From the entries below, list each line with "Dobos".

---+---

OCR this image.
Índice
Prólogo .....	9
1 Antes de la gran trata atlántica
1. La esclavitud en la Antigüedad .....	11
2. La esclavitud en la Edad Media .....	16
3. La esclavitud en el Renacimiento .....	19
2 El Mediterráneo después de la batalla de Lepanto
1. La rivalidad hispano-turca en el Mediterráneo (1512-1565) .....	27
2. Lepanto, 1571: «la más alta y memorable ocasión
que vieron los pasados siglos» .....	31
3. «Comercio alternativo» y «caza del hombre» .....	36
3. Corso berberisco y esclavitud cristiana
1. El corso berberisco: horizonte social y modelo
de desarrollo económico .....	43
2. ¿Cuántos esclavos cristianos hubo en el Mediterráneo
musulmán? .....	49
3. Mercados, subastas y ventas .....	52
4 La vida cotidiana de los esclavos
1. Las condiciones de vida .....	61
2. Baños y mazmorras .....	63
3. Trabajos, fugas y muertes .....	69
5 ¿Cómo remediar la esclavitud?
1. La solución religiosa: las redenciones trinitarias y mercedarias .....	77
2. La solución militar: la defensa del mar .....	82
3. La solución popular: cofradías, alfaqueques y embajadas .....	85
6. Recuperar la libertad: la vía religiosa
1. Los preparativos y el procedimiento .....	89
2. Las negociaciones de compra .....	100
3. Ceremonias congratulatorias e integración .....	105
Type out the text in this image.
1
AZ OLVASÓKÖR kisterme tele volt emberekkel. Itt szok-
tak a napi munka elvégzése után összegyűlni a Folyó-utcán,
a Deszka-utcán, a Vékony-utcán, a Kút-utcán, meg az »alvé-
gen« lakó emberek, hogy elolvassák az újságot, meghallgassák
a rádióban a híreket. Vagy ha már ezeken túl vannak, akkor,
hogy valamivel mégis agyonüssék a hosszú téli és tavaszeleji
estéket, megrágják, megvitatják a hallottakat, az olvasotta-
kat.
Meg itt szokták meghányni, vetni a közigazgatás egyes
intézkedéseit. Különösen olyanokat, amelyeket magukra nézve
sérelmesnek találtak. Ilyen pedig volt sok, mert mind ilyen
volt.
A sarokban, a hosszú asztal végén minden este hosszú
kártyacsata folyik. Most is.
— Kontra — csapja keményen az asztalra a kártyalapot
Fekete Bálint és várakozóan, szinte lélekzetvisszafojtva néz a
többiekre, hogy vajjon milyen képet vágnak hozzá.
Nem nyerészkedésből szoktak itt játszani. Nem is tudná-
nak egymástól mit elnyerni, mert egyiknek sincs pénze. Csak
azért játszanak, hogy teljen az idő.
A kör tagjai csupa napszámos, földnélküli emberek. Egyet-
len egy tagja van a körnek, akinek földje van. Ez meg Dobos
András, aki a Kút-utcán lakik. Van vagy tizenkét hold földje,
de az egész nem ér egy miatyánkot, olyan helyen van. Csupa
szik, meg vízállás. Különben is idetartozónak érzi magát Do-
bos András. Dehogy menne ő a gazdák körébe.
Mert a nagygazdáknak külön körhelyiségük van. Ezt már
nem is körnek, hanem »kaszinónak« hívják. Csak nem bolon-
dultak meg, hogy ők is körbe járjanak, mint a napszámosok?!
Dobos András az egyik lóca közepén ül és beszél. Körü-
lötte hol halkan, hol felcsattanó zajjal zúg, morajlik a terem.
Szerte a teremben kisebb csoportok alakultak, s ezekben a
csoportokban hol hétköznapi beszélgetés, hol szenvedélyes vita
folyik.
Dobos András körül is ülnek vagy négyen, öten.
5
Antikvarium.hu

---+---

=== Answer to the problem ===
len egy tagja van a körnek, akinek földje van. Ez meg Dobos
Dobos András az egyik lóca közepén ül és beszél. Körü-
Dobos András körül is ülnek vagy négyen, öten.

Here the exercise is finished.